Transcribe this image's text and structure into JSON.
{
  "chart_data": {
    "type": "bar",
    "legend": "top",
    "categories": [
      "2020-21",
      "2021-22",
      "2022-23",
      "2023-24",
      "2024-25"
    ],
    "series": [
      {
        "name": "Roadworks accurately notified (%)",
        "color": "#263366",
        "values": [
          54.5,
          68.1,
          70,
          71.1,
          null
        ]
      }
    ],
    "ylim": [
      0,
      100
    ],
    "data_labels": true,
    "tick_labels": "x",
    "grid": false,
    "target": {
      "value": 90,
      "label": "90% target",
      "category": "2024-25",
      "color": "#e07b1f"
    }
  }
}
◆ ◆ ◆ ◆ ◆
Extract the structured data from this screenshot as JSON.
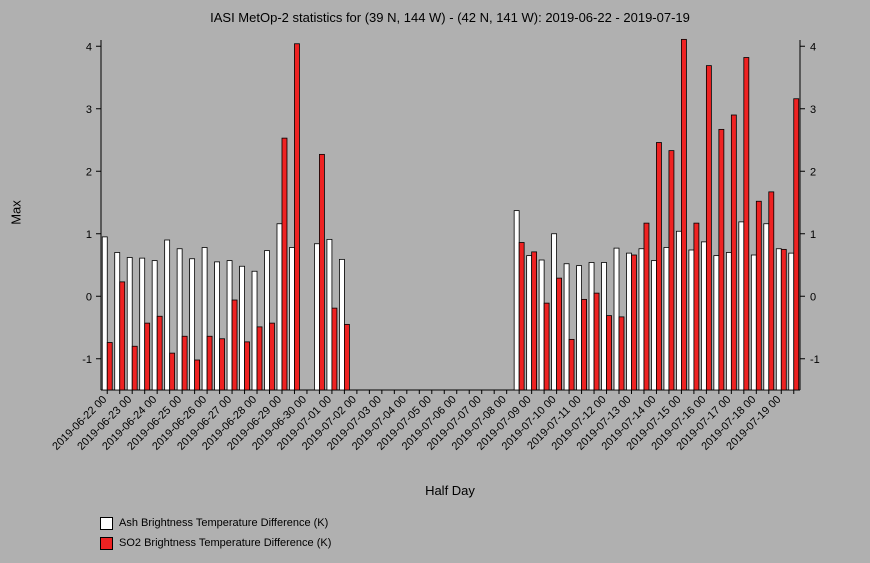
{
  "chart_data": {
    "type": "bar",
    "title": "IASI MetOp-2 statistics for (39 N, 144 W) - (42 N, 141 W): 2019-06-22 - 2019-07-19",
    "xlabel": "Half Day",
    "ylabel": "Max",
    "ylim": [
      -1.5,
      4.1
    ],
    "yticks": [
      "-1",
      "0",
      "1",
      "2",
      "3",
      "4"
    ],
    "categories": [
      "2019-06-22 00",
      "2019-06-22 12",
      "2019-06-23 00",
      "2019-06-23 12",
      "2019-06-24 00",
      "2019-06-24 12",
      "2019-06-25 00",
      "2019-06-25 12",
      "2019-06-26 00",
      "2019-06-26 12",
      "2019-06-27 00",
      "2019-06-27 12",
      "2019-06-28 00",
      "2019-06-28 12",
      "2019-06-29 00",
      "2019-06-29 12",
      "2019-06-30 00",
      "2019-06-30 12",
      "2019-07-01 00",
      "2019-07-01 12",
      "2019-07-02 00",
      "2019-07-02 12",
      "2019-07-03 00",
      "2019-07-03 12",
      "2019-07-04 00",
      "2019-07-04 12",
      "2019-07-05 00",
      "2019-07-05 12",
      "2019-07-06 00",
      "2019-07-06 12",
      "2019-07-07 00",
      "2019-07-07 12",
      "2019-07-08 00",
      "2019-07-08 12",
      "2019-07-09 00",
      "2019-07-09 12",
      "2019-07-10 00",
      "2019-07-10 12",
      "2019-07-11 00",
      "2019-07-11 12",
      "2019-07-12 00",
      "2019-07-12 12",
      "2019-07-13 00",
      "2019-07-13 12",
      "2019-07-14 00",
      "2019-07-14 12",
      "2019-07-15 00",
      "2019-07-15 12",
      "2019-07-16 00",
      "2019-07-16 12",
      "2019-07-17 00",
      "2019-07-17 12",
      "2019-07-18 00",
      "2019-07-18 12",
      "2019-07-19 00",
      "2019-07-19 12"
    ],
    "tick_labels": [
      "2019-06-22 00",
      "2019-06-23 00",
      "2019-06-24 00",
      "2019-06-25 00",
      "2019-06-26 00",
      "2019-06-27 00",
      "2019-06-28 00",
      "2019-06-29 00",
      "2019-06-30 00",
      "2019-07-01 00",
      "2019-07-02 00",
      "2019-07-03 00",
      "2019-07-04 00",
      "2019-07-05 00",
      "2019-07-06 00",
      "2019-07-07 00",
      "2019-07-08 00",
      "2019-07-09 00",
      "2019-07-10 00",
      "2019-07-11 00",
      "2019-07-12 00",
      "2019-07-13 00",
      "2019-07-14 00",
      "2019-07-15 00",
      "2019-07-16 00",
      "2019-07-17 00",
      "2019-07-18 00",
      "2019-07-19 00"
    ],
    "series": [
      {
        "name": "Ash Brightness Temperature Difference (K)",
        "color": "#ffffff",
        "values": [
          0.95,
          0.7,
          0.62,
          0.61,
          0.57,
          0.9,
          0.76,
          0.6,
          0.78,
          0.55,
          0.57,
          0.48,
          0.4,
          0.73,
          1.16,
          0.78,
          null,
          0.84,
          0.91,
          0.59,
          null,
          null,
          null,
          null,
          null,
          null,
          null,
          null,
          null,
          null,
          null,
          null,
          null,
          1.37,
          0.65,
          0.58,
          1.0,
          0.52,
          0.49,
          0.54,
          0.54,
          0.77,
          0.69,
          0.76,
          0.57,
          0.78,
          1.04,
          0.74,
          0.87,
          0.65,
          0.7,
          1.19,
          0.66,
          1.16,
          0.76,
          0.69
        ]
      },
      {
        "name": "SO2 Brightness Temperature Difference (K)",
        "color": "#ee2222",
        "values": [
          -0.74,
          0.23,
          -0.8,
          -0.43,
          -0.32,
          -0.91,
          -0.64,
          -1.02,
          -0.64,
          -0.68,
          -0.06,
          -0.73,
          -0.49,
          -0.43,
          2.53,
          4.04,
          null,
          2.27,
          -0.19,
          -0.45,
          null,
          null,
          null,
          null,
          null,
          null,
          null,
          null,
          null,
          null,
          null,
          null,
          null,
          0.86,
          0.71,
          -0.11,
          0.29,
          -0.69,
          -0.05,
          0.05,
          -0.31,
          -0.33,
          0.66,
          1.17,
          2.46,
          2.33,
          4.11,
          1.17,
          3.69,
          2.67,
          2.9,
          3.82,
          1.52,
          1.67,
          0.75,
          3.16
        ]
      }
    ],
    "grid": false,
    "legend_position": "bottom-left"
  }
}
◆ ◆ ◆ ◆ ◆
* **The task**: Search the records for the word "this". Copy every line that has it.

* **Answer for the task**:
Transcribe this image's text and structure into JSON.
Extract the structured data from this screenshot as JSON.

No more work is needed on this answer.